### Task statement
Pictures stay out of your copy, but everything else in the records below must be repeated exactly.

### Supplied records
'''

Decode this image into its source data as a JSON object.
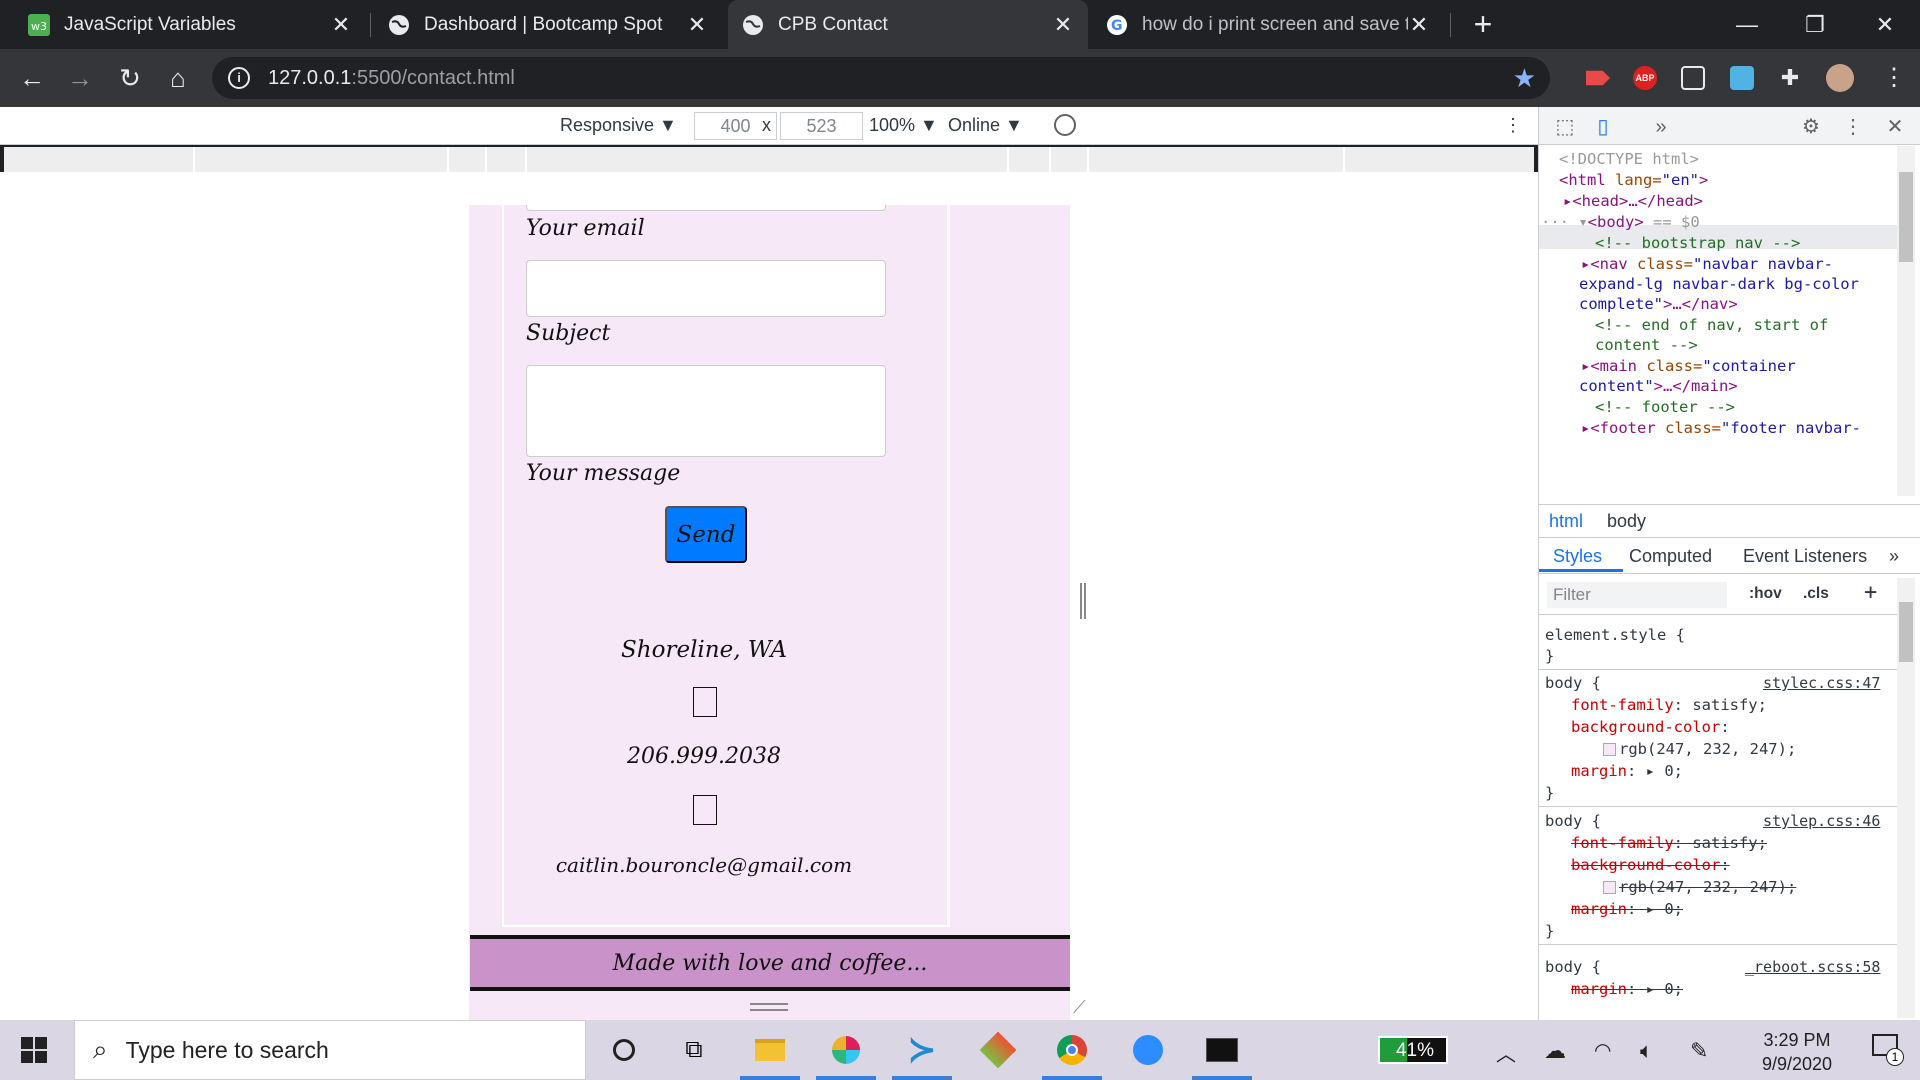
{
  "browser": {
    "tabs": [
      {
        "title": "JavaScript Variables",
        "close": "✕"
      },
      {
        "title": "Dashboard | Bootcamp Spot",
        "close": "✕"
      },
      {
        "title": "CPB Contact",
        "close": "✕"
      },
      {
        "title": "how do i print screen and save to",
        "close": "✕"
      }
    ],
    "new_tab": "+",
    "window_controls": {
      "minimize": "—",
      "restore": "❐",
      "close": "✕"
    },
    "url_host": "127.0.0.1",
    "url_rest": ":5500/contact.html",
    "extensions": {
      "abp": "ABP"
    }
  },
  "device_toolbar": {
    "mode": "Responsive ▼",
    "width": "400",
    "times": "x",
    "height": "523",
    "zoom": "100% ▼",
    "network": "Online ▼",
    "more": "⋮"
  },
  "page": {
    "labels": {
      "email": "Your email",
      "subject": "Subject",
      "message": "Your message"
    },
    "send_label": "Send",
    "location": "Shoreline, WA",
    "phone": "206.999.2038",
    "email": "caitlin.bouroncle@gmail.com",
    "footer": "Made with love and coffee..."
  },
  "devtools": {
    "elements": {
      "doctype": "<!DOCTYPE html>",
      "html_open_tag": "<html",
      "html_attr": " lang=",
      "html_val": "\"en\"",
      "html_close": ">",
      "head": "<head>…</head>",
      "body_tag": "<body>",
      "body_eq": " == $0",
      "c_nav": "<!-- bootstrap nav -->",
      "nav_tag": "<nav",
      "nav_attr": " class=",
      "nav_val1": "\"navbar navbar-",
      "nav_val2": "expand-lg navbar-dark bg-color",
      "nav_val3": "complete\"",
      "nav_end": ">…</nav>",
      "c_end1": "<!-- end of nav, start of",
      "c_end2": "content -->",
      "main_tag": "<main",
      "main_attr": " class=",
      "main_val1": "\"container",
      "main_val2": "content\"",
      "main_end": ">…</main>",
      "c_footer": "<!-- footer -->",
      "footer_tag": "<footer",
      "footer_attr": " class=",
      "footer_val": "\"footer navbar-"
    },
    "breadcrumbs": [
      "html",
      "body"
    ],
    "subtabs": [
      "Styles",
      "Computed",
      "Event Listeners",
      "»"
    ],
    "filter_placeholder": "Filter",
    "hov": ":hov",
    "cls": ".cls",
    "plus": "+",
    "styles": {
      "element_style": "element.style {",
      "close": "}",
      "body_sel": "body {",
      "src1": "stylec.css:47",
      "src2": "stylep.css:46",
      "src3": "_reboot.scss:58",
      "p_font": "font-family",
      "v_font": ": satisfy;",
      "p_bg": "background-color",
      "v_bg_colon": ":",
      "v_rgb": "rgb(247, 232, 247);",
      "p_margin": "margin",
      "v_margin": ": ▸ 0;"
    }
  },
  "taskbar": {
    "search_placeholder": "Type here to search",
    "battery": "41%",
    "time": "3:29 PM",
    "date": "9/9/2020",
    "notifications": "1"
  },
  "colors": {
    "page_bg": "#f7e8f7",
    "footer_bg": "#c993c9",
    "send_button": "#007bff"
  }
}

'''

### Exercise result
Decode this image into its source data as a JSON object.
{
  "browser": {
    "tabs": [
      {
        "title": "JavaScript Variables",
        "close": "✕"
      },
      {
        "title": "Dashboard | Bootcamp Spot",
        "close": "✕"
      },
      {
        "title": "CPB Contact",
        "close": "✕"
      },
      {
        "title": "how do i print screen and save to",
        "close": "✕"
      }
    ],
    "new_tab": "+",
    "window_controls": {
      "minimize": "—",
      "restore": "❐",
      "close": "✕"
    },
    "url_host": "127.0.0.1",
    "url_rest": ":5500/contact.html",
    "extensions": {
      "abp": "ABP"
    }
  },
  "device_toolbar": {
    "mode": "Responsive ▼",
    "width": "400",
    "times": "x",
    "height": "523",
    "zoom": "100% ▼",
    "network": "Online ▼",
    "more": "⋮"
  },
  "page": {
    "labels": {
      "email": "Your email",
      "subject": "Subject",
      "message": "Your message"
    },
    "send_label": "Send",
    "location": "Shoreline, WA",
    "phone": "206.999.2038",
    "email": "caitlin.bouroncle@gmail.com",
    "footer": "Made with love and coffee..."
  },
  "devtools": {
    "elements": {
      "doctype": "<!DOCTYPE html>",
      "html_open_tag": "<html",
      "html_attr": " lang=",
      "html_val": "\"en\"",
      "html_close": ">",
      "head": "<head>…</head>",
      "body_tag": "<body>",
      "body_eq": " == $0",
      "c_nav": "<!-- bootstrap nav -->",
      "nav_tag": "<nav",
      "nav_attr": " class=",
      "nav_val1": "\"navbar navbar-",
      "nav_val2": "expand-lg navbar-dark bg-color",
      "nav_val3": "complete\"",
      "nav_end": ">…</nav>",
      "c_end1": "<!-- end of nav, start of",
      "c_end2": "content -->",
      "main_tag": "<main",
      "main_attr": " class=",
      "main_val1": "\"container",
      "main_val2": "content\"",
      "main_end": ">…</main>",
      "c_footer": "<!-- footer -->",
      "footer_tag": "<footer",
      "footer_attr": " class=",
      "footer_val": "\"footer navbar-"
    },
    "breadcrumbs": [
      "html",
      "body"
    ],
    "subtabs": [
      "Styles",
      "Computed",
      "Event Listeners",
      "»"
    ],
    "filter_placeholder": "Filter",
    "hov": ":hov",
    "cls": ".cls",
    "plus": "+",
    "styles": {
      "element_style": "element.style {",
      "close": "}",
      "body_sel": "body {",
      "src1": "stylec.css:47",
      "src2": "stylep.css:46",
      "src3": "_reboot.scss:58",
      "p_font": "font-family",
      "v_font": ": satisfy;",
      "p_bg": "background-color",
      "v_bg_colon": ":",
      "v_rgb": "rgb(247, 232, 247);",
      "p_margin": "margin",
      "v_margin": ": ▸ 0;"
    }
  },
  "taskbar": {
    "search_placeholder": "Type here to search",
    "battery": "41%",
    "time": "3:29 PM",
    "date": "9/9/2020",
    "notifications": "1"
  },
  "colors": {
    "page_bg": "#f7e8f7",
    "footer_bg": "#c993c9",
    "send_button": "#007bff"
  }
}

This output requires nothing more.